**WHAT TO PRODUCE:** Quote every line as written. Omit pictures.
-- Begin --
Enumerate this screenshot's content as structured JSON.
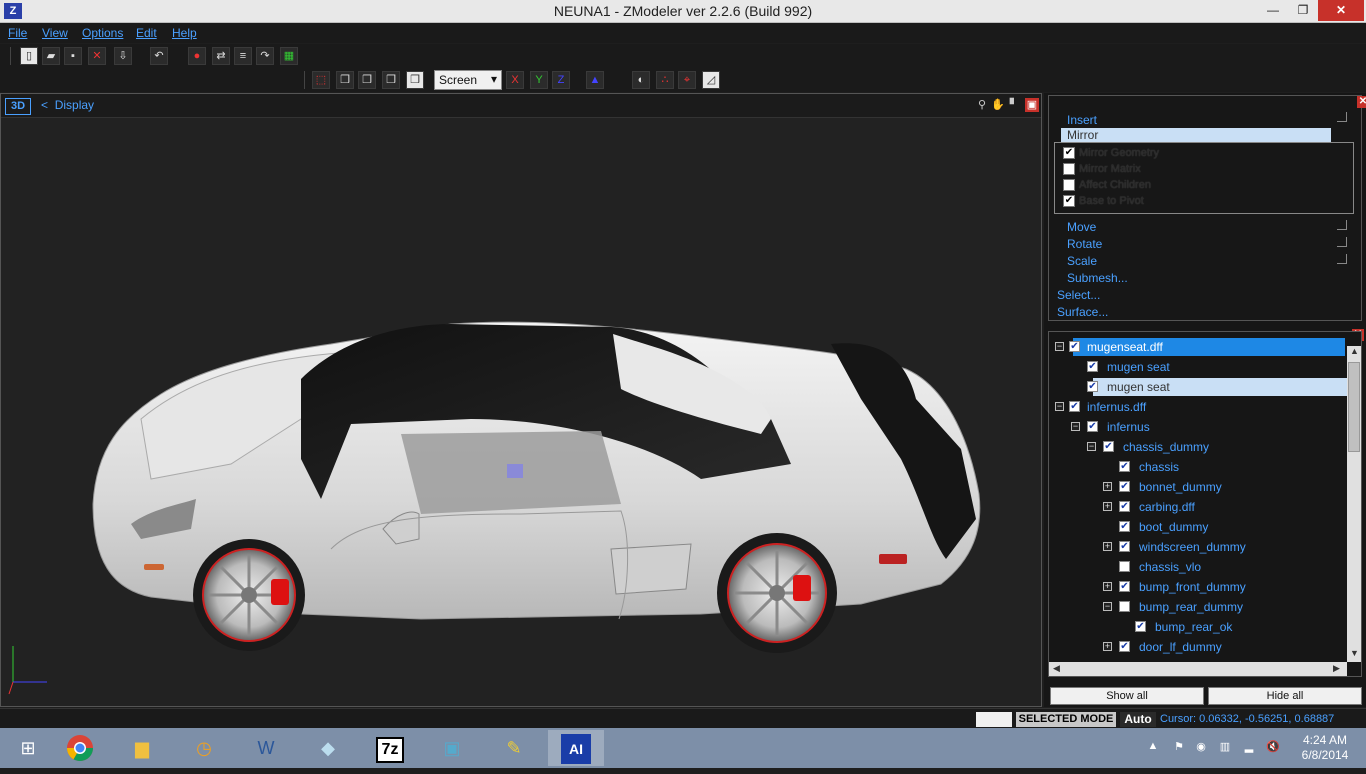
{
  "window": {
    "title": "NEUNA1 - ZModeler ver 2.2.6 (Build 992)",
    "minimize": "—",
    "maximize": "❐",
    "close": "✕"
  },
  "menu": {
    "items": [
      {
        "label": "File"
      },
      {
        "label": "View"
      },
      {
        "label": "Options"
      },
      {
        "label": "Edit"
      },
      {
        "label": "Help"
      }
    ]
  },
  "toolbar": {
    "screen_select": "Screen",
    "axis_x": "X",
    "axis_y": "Y",
    "axis_z": "Z"
  },
  "viewport": {
    "mode": "3D",
    "back_arrow": "<",
    "display_label": "Display"
  },
  "modify_panel": {
    "insert": "Insert",
    "mirror": "Mirror",
    "options": [
      {
        "label": "Mirror Geometry",
        "checked": true
      },
      {
        "label": "Mirror Matrix",
        "checked": false
      },
      {
        "label": "Affect Children",
        "checked": false
      },
      {
        "label": "Base to Pivot",
        "checked": true
      }
    ],
    "move": "Move",
    "rotate": "Rotate",
    "scale": "Scale",
    "submesh": "Submesh...",
    "select": "Select...",
    "surface": "Surface..."
  },
  "tree": {
    "rows": [
      {
        "label": "mugenseat.dff",
        "level": 0,
        "toggle": "−",
        "checked": true,
        "state": "selected"
      },
      {
        "label": "mugen seat",
        "level": 1,
        "toggle": "",
        "checked": true,
        "state": ""
      },
      {
        "label": "mugen seat",
        "level": 1,
        "toggle": "",
        "checked": true,
        "state": "highlight"
      },
      {
        "label": "infernus.dff",
        "level": 0,
        "toggle": "−",
        "checked": true,
        "state": ""
      },
      {
        "label": "infernus",
        "level": 1,
        "toggle": "−",
        "checked": true,
        "state": ""
      },
      {
        "label": "chassis_dummy",
        "level": 2,
        "toggle": "−",
        "checked": true,
        "state": ""
      },
      {
        "label": "chassis",
        "level": 3,
        "toggle": "",
        "checked": true,
        "state": ""
      },
      {
        "label": "bonnet_dummy",
        "level": 3,
        "toggle": "+",
        "checked": true,
        "state": ""
      },
      {
        "label": "carbing.dff",
        "level": 3,
        "toggle": "+",
        "checked": true,
        "state": ""
      },
      {
        "label": "boot_dummy",
        "level": 3,
        "toggle": "",
        "checked": true,
        "state": ""
      },
      {
        "label": "windscreen_dummy",
        "level": 3,
        "toggle": "+",
        "checked": true,
        "state": ""
      },
      {
        "label": "chassis_vlo",
        "level": 3,
        "toggle": "",
        "checked": false,
        "state": ""
      },
      {
        "label": "bump_front_dummy",
        "level": 3,
        "toggle": "+",
        "checked": true,
        "state": ""
      },
      {
        "label": "bump_rear_dummy",
        "level": 3,
        "toggle": "−",
        "checked": false,
        "state": ""
      },
      {
        "label": "bump_rear_ok",
        "level": 4,
        "toggle": "",
        "checked": true,
        "state": ""
      },
      {
        "label": "door_lf_dummy",
        "level": 3,
        "toggle": "+",
        "checked": true,
        "state": ""
      }
    ],
    "show_all": "Show all",
    "hide_all": "Hide all"
  },
  "status": {
    "mode": "SELECTED MODE",
    "auto": "Auto",
    "cursor": "Cursor: 0.06332, -0.56251, 0.68887"
  },
  "taskbar": {
    "time": "4:24 AM",
    "date": "6/8/2014"
  }
}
-- End --
**OUTPUT:**
Enumerate this screenshot's content as structured JSON.
{
  "window": {
    "title": "NEUNA1 - ZModeler ver 2.2.6 (Build 992)",
    "minimize": "—",
    "maximize": "❐",
    "close": "✕"
  },
  "menu": {
    "items": [
      {
        "label": "File"
      },
      {
        "label": "View"
      },
      {
        "label": "Options"
      },
      {
        "label": "Edit"
      },
      {
        "label": "Help"
      }
    ]
  },
  "toolbar": {
    "screen_select": "Screen",
    "axis_x": "X",
    "axis_y": "Y",
    "axis_z": "Z"
  },
  "viewport": {
    "mode": "3D",
    "back_arrow": "<",
    "display_label": "Display"
  },
  "modify_panel": {
    "insert": "Insert",
    "mirror": "Mirror",
    "options": [
      {
        "label": "Mirror Geometry",
        "checked": true
      },
      {
        "label": "Mirror Matrix",
        "checked": false
      },
      {
        "label": "Affect Children",
        "checked": false
      },
      {
        "label": "Base to Pivot",
        "checked": true
      }
    ],
    "move": "Move",
    "rotate": "Rotate",
    "scale": "Scale",
    "submesh": "Submesh...",
    "select": "Select...",
    "surface": "Surface..."
  },
  "tree": {
    "rows": [
      {
        "label": "mugenseat.dff",
        "level": 0,
        "toggle": "−",
        "checked": true,
        "state": "selected"
      },
      {
        "label": "mugen seat",
        "level": 1,
        "toggle": "",
        "checked": true,
        "state": ""
      },
      {
        "label": "mugen seat",
        "level": 1,
        "toggle": "",
        "checked": true,
        "state": "highlight"
      },
      {
        "label": "infernus.dff",
        "level": 0,
        "toggle": "−",
        "checked": true,
        "state": ""
      },
      {
        "label": "infernus",
        "level": 1,
        "toggle": "−",
        "checked": true,
        "state": ""
      },
      {
        "label": "chassis_dummy",
        "level": 2,
        "toggle": "−",
        "checked": true,
        "state": ""
      },
      {
        "label": "chassis",
        "level": 3,
        "toggle": "",
        "checked": true,
        "state": ""
      },
      {
        "label": "bonnet_dummy",
        "level": 3,
        "toggle": "+",
        "checked": true,
        "state": ""
      },
      {
        "label": "carbing.dff",
        "level": 3,
        "toggle": "+",
        "checked": true,
        "state": ""
      },
      {
        "label": "boot_dummy",
        "level": 3,
        "toggle": "",
        "checked": true,
        "state": ""
      },
      {
        "label": "windscreen_dummy",
        "level": 3,
        "toggle": "+",
        "checked": true,
        "state": ""
      },
      {
        "label": "chassis_vlo",
        "level": 3,
        "toggle": "",
        "checked": false,
        "state": ""
      },
      {
        "label": "bump_front_dummy",
        "level": 3,
        "toggle": "+",
        "checked": true,
        "state": ""
      },
      {
        "label": "bump_rear_dummy",
        "level": 3,
        "toggle": "−",
        "checked": false,
        "state": ""
      },
      {
        "label": "bump_rear_ok",
        "level": 4,
        "toggle": "",
        "checked": true,
        "state": ""
      },
      {
        "label": "door_lf_dummy",
        "level": 3,
        "toggle": "+",
        "checked": true,
        "state": ""
      }
    ],
    "show_all": "Show all",
    "hide_all": "Hide all"
  },
  "status": {
    "mode": "SELECTED MODE",
    "auto": "Auto",
    "cursor": "Cursor: 0.06332, -0.56251, 0.68887"
  },
  "taskbar": {
    "time": "4:24 AM",
    "date": "6/8/2014"
  }
}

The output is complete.